— START Input material —
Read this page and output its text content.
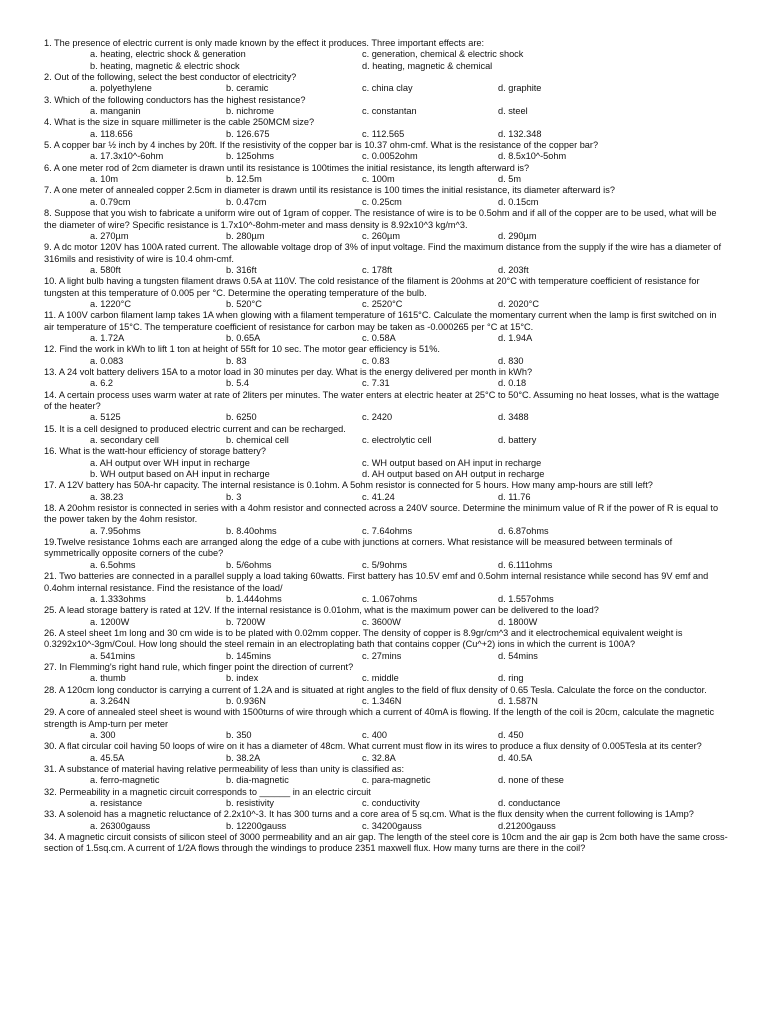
1. The presence of electric current is only made known by the effect it produces. Three important effects are:
a. heating, electric shock & generation	c. generation, chemical & electric shock
b. heating, magnetic & electric shock	d. heating, magnetic & chemical
2. Out of the following, select the best conductor of electricity?
a. polyethylene	b. ceramic	c. china clay	d. graphite
3. Which of the following conductors has the highest resistance?
a. manganin	b. nichrome	c. constantan	d. steel
4. What is the size in square millimeter is the cable 250MCM size?
a. 118.656	b. 126.675	c. 112.565	d. 132.348
5. A copper bar ½ inch by 4 inches by 20ft. If the resistivity of the copper bar is 10.37 ohm-cmf. What is the resistance of the copper bar?
a. 17.3x10^-6ohm	b. 125ohms	c. 0.0052ohm	d. 8.5x10^-5ohm
6. A one meter rod of 2cm diameter is drawn until its resistance is 100times the initial resistance, its length afterward is?
a. 10m	b. 12.5m	c. 100m	d. 5m
7. A one meter of annealed copper 2.5cm in diameter is drawn until its resistance is 100 times the initial resistance, its diameter afterward is?
a. 0.79cm	b. 0.47cm	c. 0.25cm	d. 0.15cm
8. Suppose that you wish to fabricate a uniform wire out of 1gram of copper. The resistance of wire is to be 0.5ohm and if all of the copper are to be used, what will be the diameter of wire? Specific resistance is 1.7x10^-8ohm-meter and mass density is 8.92x10^3 kg/m^3.
a. 270µm	b. 280µm	c. 260µm	d. 290µm
9. A dc motor 120V has 100A rated current. The allowable voltage drop of 3% of input voltage. Find the maximum distance from the supply if the wire has a diameter of 316mils and resistivity of wire is 10.4 ohm-cmf.
a. 580ft	b. 316ft	c. 178ft	d. 203ft
10. A light bulb having a tungsten filament draws 0.5A at 110V. The cold resistance of the filament is 20ohms at 20°C with temperature coefficient of resistance for tungsten at this temperature of 0.005 per °C. Determine the operating temperature of the bulb.
a. 1220°C	b. 520°C	c. 2520°C	d. 2020°C
11. A 100V carbon filament lamp takes 1A when glowing with a filament temperature of 1615°C. Calculate the momentary current when the lamp is first switched on in air temperature of 15°C. The temperature coefficient of resistance for carbon may be taken as -0.000265 per °C at 15°C.
a. 1.72A	b. 0.65A	c. 0.58A	d. 1.94A
12. Find the work in kWh to lift 1 ton at height of 55ft for 10 sec. The motor gear efficiency is 51%.
a. 0.083	b. 83	c. 0.83	d. 830
13. A 24 volt battery delivers 15A to a motor load in 30 minutes per day. What is the energy delivered per month in kWh?
a. 6.2	b. 5.4	c. 7.31	d. 0.18
14. A certain process uses warm water at rate of 2liters per minutes. The water enters at electric heater at 25°C to 50°C. Assuming no heat losses, what is the wattage of the heater?
a. 5125	b. 6250	c. 2420	d. 3488
15. It is a cell designed to produced electric current and can be recharged.
a. secondary cell	b. chemical cell	c. electrolytic cell	d. battery
16. What is the watt-hour efficiency of storage battery?
a. AH output over WH input in recharge	c. WH output based on AH input in recharge
b. WH output based on AH input in recharge	d. AH output based on AH output in recharge
17. A 12V battery has 50A-hr capacity. The internal resistance is 0.1ohm. A 5ohm resistor is connected for 5 hours. How many amp-hours are still left?
a. 38.23	b. 3	c. 41.24	d. 11.76
18. A 20ohm resistor is connected in series with a 4ohm resistor and connected across a 240V source. Determine the minimum value of R if the power of R is equal to the power taken by the 4ohm resistor.
a. 7.95ohms	b. 8.40ohms	c. 7.64ohms	d. 6.87ohms
19.Twelve resistance 1ohms each are arranged along the edge of a cube with junctions at corners. What resistance will be measured between terminals of symmetrically opposite corners of the cube?
a. 6.5ohms	b. 5/6ohms	c. 5/9ohms	d. 6.111ohms
21. Two batteries are connected in a parallel supply a load taking 60watts. First battery has 10.5V emf and 0.5ohm internal resistance while second has 9V emf and 0.4ohm internal resistance. Find the resistance of the load/
a. 1.333ohms	b. 1.444ohms	c. 1.067ohms	d. 1.557ohms
25. A lead storage battery is rated at 12V. If the internal resistance is 0.01ohm, what is the maximum power can be delivered to the load?
a. 1200W	b. 7200W	c. 3600W	d. 1800W
26. A steel sheet 1m long and 30 cm wide is to be plated with 0.02mm copper. The density of copper is 8.9gr/cm^3 and it electrochemical equivalent weight is 0.3292x10^-3gm/Coul. How long should the steel remain in an electroplating bath that contains copper (Cu^+2) ions in which the current is 100A?
a. 541mins	b. 145mins	c. 27mins	d. 54mins
27. In Flemming's right hand rule, which finger point the direction of current?
a. thumb	b. index	c. middle	d. ring
28. A 120cm long conductor is carrying a current of 1.2A and is situated at right angles to the field of flux density of 0.65 Tesla. Calculate the force on the conductor.
a. 3.264N	b. 0.936N	c. 1.346N	d. 1.587N
29. A core of annealed steel sheet is wound with 1500turns of wire through which a current of 40mA is flowing. If the length of the coil is 20cm, calculate the magnetic strength is Amp-turn per meter
a. 300	b. 350	c. 400	d. 450
30. A flat circular coil having 50 loops of wire on it has a diameter of 48cm. What current must flow in its wires to produce a flux density of 0.005Tesla at its center?
a. 45.5A	b. 38.2A	c. 32.8A	d. 40.5A
31. A substance of material having relative permeability of less than unity is classified as:
a. ferro-magnetic	b. dia-magnetic	c. para-magnetic	d. none of these
32. Permeability in a magnetic circuit corresponds to ______ in an electric circuit
a. resistance	b. resistivity	c. conductivity	d. conductance
33. A solenoid has a magnetic reluctance of 2.2x10^-3. It has 300 turns and a core area of 5 sq.cm. What is the flux density when the current following is 1Amp?
a. 26300gauss	b. 12200gauss	c. 34200gauss	d.21200gauss
34. A magnetic circuit consists of silicon steel of 3000 permeability and an air gap. The length of the steel core is 10cm and the air gap is 2cm both have the same cross-section of 1.5sq.cm. A current of 1/2A flows through the windings to produce 2351 maxwell flux. How many turns are there in the coil?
— END Input material —
(Requirement): Output all the records, word for word, with no pictures in the copy.

(The completed task):
Read this page and output its text content.
1. The presence of electric current is only made known by the effect it produces. Three important effects are:
a. heating, electric shock & generation	c. generation, chemical & electric shock
b. heating, magnetic & electric shock	d. heating, magnetic & chemical
2. Out of the following, select the best conductor of electricity?
a. polyethylene	b. ceramic	c. china clay	d. graphite
3. Which of the following conductors has the highest resistance?
a. manganin	b. nichrome	c. constantan	d. steel
4. What is the size in square millimeter is the cable 250MCM size?
a. 118.656	b. 126.675	c. 112.565	d. 132.348
5. A copper bar ½ inch by 4 inches by 20ft. If the resistivity of the copper bar is 10.37 ohm-cmf. What is the resistance of the copper bar?
a. 17.3x10^-6ohm	b. 125ohms	c. 0.0052ohm	d. 8.5x10^-5ohm
6. A one meter rod of 2cm diameter is drawn until its resistance is 100times the initial resistance, its length afterward is?
a. 10m	b. 12.5m	c. 100m	d. 5m
7. A one meter of annealed copper 2.5cm in diameter is drawn until its resistance is 100 times the initial resistance, its diameter afterward is?
a. 0.79cm	b. 0.47cm	c. 0.25cm	d. 0.15cm
8. Suppose that you wish to fabricate a uniform wire out of 1gram of copper. The resistance of wire is to be 0.5ohm and if all of the copper are to be used, what will be the diameter of wire? Specific resistance is 1.7x10^-8ohm-meter and mass density is 8.92x10^3 kg/m^3.
a. 270µm	b. 280µm	c. 260µm	d. 290µm
9. A dc motor 120V has 100A rated current. The allowable voltage drop of 3% of input voltage. Find the maximum distance from the supply if the wire has a diameter of 316mils and resistivity of wire is 10.4 ohm-cmf.
a. 580ft	b. 316ft	c. 178ft	d. 203ft
10. A light bulb having a tungsten filament draws 0.5A at 110V. The cold resistance of the filament is 20ohms at 20°C with temperature coefficient of resistance for tungsten at this temperature of 0.005 per °C. Determine the operating temperature of the bulb.
a. 1220°C	b. 520°C	c. 2520°C	d. 2020°C
11. A 100V carbon filament lamp takes 1A when glowing with a filament temperature of 1615°C. Calculate the momentary current when the lamp is first switched on in air temperature of 15°C. The temperature coefficient of resistance for carbon may be taken as -0.000265 per °C at 15°C.
a. 1.72A	b. 0.65A	c. 0.58A	d. 1.94A
12. Find the work in kWh to lift 1 ton at height of 55ft for 10 sec. The motor gear efficiency is 51%.
a. 0.083	b. 83	c. 0.83	d. 830
13. A 24 volt battery delivers 15A to a motor load in 30 minutes per day. What is the energy delivered per month in kWh?
a. 6.2	b. 5.4	c. 7.31	d. 0.18
14. A certain process uses warm water at rate of 2liters per minutes. The water enters at electric heater at 25°C to 50°C. Assuming no heat losses, what is the wattage of the heater?
a. 5125	b. 6250	c. 2420	d. 3488
15. It is a cell designed to produced electric current and can be recharged.
a. secondary cell	b. chemical cell	c. electrolytic cell	d. battery
16. What is the watt-hour efficiency of storage battery?
a. AH output over WH input in recharge	c. WH output based on AH input in recharge
b. WH output based on AH input in recharge	d. AH output based on AH output in recharge
17. A 12V battery has 50A-hr capacity. The internal resistance is 0.1ohm. A 5ohm resistor is connected for 5 hours. How many amp-hours are still left?
a. 38.23	b. 3	c. 41.24	d. 11.76
18. A 20ohm resistor is connected in series with a 4ohm resistor and connected across a 240V source. Determine the minimum value of R if the power of R is equal to the power taken by the 4ohm resistor.
a. 7.95ohms	b. 8.40ohms	c. 7.64ohms	d. 6.87ohms
19.Twelve resistance 1ohms each are arranged along the edge of a cube with junctions at corners. What resistance will be measured between terminals of symmetrically opposite corners of the cube?
a. 6.5ohms	b. 5/6ohms	c. 5/9ohms	d. 6.111ohms
21. Two batteries are connected in a parallel supply a load taking 60watts. First battery has 10.5V emf and 0.5ohm internal resistance while second has 9V emf and 0.4ohm internal resistance. Find the resistance of the load/
a. 1.333ohms	b. 1.444ohms	c. 1.067ohms	d. 1.557ohms
25. A lead storage battery is rated at 12V. If the internal resistance is 0.01ohm, what is the maximum power can be delivered to the load?
a. 1200W	b. 7200W	c. 3600W	d. 1800W
26. A steel sheet 1m long and 30 cm wide is to be plated with 0.02mm copper. The density of copper is 8.9gr/cm^3 and it electrochemical equivalent weight is 0.3292x10^-3gm/Coul. How long should the steel remain in an electroplating bath that contains copper (Cu^+2) ions in which the current is 100A?
a. 541mins	b. 145mins	c. 27mins	d. 54mins
27. In Flemming's right hand rule, which finger point the direction of current?
a. thumb	b. index	c. middle	d. ring
28. A 120cm long conductor is carrying a current of 1.2A and is situated at right angles to the field of flux density of 0.65 Tesla. Calculate the force on the conductor.
a. 3.264N	b. 0.936N	c. 1.346N	d. 1.587N
29. A core of annealed steel sheet is wound with 1500turns of wire through which a current of 40mA is flowing. If the length of the coil is 20cm, calculate the magnetic strength is Amp-turn per meter
a. 300	b. 350	c. 400	d. 450
30. A flat circular coil having 50 loops of wire on it has a diameter of 48cm. What current must flow in its wires to produce a flux density of 0.005Tesla at its center?
a. 45.5A	b. 38.2A	c. 32.8A	d. 40.5A
31. A substance of material having relative permeability of less than unity is classified as:
a. ferro-magnetic	b. dia-magnetic	c. para-magnetic	d. none of these
32. Permeability in a magnetic circuit corresponds to ______ in an electric circuit
a. resistance	b. resistivity	c. conductivity	d. conductance
33. A solenoid has a magnetic reluctance of 2.2x10^-3. It has 300 turns and a core area of 5 sq.cm. What is the flux density when the current following is 1Amp?
a. 26300gauss	b. 12200gauss	c. 34200gauss	d.21200gauss
34. A magnetic circuit consists of silicon steel of 3000 permeability and an air gap. The length of the steel core is 10cm and the air gap is 2cm both have the same cross-section of 1.5sq.cm. A current of 1/2A flows through the windings to produce 2351 maxwell flux. How many turns are there in the coil?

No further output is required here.